Set exercise: Read the listing below and copy out every line that holds "credits".

Supplied material:
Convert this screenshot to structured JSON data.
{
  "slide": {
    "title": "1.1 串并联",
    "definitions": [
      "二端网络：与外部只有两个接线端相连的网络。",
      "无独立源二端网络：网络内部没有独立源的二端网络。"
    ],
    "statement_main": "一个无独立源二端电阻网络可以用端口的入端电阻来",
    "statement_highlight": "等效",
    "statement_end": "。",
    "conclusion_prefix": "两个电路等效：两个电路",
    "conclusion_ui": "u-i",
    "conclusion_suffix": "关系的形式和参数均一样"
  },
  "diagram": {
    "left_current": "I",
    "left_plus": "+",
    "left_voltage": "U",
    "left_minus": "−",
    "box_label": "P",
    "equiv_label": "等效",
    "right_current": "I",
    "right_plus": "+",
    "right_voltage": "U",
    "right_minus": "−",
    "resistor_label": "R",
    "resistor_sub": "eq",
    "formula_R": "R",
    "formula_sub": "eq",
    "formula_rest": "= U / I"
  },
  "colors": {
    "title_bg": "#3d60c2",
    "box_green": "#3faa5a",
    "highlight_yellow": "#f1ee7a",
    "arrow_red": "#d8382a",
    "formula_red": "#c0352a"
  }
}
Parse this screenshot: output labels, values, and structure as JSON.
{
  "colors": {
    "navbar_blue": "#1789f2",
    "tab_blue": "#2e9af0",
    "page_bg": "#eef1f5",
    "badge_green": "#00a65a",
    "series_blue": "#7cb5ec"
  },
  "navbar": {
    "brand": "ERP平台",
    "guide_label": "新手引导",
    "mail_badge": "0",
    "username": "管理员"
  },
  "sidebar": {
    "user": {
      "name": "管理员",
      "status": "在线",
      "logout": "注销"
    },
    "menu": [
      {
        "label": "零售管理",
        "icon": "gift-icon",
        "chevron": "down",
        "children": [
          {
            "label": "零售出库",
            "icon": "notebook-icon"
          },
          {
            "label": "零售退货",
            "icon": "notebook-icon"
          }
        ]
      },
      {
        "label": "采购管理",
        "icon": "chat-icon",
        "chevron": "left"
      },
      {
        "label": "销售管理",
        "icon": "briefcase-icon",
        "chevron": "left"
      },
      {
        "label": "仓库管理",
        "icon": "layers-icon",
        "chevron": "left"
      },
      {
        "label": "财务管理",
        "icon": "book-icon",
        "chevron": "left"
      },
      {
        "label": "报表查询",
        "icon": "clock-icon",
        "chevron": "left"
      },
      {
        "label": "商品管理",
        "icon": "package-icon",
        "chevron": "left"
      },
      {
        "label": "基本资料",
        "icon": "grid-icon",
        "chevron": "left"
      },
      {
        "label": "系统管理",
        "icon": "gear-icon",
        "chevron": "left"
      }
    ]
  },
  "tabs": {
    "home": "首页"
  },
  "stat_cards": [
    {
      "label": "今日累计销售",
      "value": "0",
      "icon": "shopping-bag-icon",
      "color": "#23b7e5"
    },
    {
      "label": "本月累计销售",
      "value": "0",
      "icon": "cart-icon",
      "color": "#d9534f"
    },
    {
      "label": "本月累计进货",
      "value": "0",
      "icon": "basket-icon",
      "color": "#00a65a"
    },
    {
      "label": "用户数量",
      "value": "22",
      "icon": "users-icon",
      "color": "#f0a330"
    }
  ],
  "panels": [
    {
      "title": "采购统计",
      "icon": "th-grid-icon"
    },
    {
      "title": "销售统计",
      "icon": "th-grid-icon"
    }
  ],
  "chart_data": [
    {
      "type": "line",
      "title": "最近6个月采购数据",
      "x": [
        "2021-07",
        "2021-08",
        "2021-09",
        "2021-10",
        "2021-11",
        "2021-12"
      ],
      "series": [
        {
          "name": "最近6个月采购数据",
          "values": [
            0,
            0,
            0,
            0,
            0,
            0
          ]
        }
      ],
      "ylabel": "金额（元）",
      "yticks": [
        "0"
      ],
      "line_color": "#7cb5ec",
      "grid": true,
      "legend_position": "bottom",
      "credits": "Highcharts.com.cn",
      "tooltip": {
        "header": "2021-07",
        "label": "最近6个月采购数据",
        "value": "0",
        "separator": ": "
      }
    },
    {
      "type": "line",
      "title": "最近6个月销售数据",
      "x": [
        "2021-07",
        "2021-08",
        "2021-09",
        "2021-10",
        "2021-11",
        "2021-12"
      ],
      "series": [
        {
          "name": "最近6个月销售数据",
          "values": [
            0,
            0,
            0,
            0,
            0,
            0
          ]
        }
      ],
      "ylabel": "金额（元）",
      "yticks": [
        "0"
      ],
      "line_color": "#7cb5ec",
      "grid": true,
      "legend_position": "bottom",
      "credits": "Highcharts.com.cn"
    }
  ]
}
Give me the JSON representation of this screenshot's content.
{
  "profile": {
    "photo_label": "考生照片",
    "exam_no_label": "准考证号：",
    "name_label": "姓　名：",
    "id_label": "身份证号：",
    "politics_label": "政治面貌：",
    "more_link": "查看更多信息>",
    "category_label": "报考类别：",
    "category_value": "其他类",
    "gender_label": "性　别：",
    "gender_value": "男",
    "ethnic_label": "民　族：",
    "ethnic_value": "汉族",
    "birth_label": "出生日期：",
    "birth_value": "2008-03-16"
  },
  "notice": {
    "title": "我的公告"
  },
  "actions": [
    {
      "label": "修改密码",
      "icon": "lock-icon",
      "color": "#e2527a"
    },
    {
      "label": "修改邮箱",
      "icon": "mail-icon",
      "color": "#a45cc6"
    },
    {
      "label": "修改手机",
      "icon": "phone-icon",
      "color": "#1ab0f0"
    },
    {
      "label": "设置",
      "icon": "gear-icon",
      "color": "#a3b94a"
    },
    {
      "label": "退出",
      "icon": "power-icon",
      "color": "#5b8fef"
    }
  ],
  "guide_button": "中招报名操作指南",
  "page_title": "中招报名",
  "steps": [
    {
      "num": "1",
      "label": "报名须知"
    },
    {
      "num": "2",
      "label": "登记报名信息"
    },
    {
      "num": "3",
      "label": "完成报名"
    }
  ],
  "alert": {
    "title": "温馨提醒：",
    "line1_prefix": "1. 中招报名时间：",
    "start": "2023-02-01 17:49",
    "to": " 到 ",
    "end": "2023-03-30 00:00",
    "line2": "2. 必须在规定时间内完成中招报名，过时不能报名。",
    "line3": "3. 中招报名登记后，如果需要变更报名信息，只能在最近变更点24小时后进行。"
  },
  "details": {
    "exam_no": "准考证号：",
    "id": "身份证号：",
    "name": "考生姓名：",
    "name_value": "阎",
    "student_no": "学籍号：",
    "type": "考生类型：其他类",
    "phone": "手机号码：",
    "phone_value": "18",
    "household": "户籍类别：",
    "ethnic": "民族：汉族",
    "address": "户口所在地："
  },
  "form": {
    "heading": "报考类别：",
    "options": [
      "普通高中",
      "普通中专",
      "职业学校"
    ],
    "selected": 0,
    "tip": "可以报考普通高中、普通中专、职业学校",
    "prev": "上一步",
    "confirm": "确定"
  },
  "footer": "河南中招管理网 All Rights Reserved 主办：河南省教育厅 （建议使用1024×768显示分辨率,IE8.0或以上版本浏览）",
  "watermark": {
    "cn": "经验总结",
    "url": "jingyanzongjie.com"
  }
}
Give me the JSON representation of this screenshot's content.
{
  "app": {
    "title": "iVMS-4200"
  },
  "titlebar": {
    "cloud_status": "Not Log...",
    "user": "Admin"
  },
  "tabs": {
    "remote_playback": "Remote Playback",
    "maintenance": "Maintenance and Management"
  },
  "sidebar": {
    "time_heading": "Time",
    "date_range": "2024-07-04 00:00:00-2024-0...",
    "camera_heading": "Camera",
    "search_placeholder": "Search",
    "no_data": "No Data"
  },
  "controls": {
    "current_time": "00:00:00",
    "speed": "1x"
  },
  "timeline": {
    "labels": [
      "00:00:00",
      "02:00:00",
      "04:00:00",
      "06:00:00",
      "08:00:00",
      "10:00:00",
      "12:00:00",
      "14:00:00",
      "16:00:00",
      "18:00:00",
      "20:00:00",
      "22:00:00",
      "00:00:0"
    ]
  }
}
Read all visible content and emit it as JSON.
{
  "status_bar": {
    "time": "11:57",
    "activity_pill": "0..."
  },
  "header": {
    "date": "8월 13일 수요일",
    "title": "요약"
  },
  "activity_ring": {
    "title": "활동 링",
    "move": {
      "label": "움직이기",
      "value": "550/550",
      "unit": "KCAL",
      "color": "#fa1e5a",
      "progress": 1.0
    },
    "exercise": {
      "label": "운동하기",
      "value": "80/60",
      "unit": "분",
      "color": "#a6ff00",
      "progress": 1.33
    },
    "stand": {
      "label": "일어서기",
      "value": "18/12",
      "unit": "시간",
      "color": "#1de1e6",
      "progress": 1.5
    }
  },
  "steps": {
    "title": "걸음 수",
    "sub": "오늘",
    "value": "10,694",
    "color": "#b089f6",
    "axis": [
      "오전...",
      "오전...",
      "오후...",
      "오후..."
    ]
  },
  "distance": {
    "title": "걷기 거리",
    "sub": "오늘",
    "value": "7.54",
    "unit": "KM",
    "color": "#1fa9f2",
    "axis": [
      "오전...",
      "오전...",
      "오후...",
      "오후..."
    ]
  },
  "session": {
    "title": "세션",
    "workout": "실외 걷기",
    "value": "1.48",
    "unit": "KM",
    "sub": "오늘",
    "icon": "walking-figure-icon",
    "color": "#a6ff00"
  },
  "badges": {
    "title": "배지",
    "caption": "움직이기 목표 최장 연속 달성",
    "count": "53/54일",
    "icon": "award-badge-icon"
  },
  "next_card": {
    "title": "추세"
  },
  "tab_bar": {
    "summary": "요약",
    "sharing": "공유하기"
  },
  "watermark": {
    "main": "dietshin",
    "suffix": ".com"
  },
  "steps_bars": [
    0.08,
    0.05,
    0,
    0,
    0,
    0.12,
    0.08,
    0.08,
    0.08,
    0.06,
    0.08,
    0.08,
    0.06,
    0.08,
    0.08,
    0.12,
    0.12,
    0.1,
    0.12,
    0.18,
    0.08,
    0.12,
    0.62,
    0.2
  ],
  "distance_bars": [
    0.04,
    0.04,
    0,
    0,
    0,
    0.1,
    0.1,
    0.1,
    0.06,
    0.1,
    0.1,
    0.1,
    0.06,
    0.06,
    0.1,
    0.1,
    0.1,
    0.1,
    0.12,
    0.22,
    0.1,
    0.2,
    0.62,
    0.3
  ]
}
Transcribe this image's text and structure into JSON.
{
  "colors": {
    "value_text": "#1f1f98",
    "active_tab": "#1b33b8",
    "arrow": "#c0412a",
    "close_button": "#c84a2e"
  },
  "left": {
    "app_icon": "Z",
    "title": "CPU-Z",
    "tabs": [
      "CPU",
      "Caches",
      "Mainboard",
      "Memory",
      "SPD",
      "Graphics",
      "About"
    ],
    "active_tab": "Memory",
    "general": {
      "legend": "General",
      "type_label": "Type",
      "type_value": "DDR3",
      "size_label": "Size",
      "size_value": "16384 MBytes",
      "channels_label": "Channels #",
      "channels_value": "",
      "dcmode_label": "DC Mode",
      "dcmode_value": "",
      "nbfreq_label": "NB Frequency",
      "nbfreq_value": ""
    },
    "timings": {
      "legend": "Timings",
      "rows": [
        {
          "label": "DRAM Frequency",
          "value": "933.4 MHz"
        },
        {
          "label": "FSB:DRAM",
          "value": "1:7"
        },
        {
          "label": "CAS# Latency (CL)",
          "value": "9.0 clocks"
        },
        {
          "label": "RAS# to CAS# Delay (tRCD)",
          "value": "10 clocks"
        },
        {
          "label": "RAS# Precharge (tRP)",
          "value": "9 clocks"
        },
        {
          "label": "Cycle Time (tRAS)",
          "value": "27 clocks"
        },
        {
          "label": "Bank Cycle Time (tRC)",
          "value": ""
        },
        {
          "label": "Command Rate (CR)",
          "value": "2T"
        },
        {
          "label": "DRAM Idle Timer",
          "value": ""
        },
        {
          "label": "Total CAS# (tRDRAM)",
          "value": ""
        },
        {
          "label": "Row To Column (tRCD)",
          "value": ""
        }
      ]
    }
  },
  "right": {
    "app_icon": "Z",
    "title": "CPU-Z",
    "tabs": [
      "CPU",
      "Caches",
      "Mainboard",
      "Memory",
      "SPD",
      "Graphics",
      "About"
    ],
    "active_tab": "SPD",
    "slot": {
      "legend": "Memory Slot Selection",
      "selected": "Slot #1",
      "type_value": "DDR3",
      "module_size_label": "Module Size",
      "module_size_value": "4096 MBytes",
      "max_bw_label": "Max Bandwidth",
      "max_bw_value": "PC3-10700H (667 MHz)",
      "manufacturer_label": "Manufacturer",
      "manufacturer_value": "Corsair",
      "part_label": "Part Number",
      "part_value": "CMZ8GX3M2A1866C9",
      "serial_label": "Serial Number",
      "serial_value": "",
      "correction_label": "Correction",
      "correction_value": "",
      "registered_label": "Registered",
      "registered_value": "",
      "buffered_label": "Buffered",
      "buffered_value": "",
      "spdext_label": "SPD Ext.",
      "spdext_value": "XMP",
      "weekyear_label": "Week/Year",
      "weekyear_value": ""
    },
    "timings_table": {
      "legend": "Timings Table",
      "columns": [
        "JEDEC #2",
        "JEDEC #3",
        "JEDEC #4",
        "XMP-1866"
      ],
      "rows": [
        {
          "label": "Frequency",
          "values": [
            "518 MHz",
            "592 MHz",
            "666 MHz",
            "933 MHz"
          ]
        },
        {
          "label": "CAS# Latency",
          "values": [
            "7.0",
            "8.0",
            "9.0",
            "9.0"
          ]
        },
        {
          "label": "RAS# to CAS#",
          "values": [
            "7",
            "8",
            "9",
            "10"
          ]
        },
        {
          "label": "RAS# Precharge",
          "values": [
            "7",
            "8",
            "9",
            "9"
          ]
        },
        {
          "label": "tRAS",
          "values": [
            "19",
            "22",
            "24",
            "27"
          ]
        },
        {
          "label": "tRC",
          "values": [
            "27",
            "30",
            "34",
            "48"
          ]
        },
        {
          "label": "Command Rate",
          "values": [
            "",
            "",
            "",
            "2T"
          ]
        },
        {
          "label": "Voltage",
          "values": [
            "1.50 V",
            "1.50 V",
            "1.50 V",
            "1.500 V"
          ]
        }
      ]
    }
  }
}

Task response:
      "credits": "Highcharts.com.cn",
      "credits": "Highcharts.com.cn"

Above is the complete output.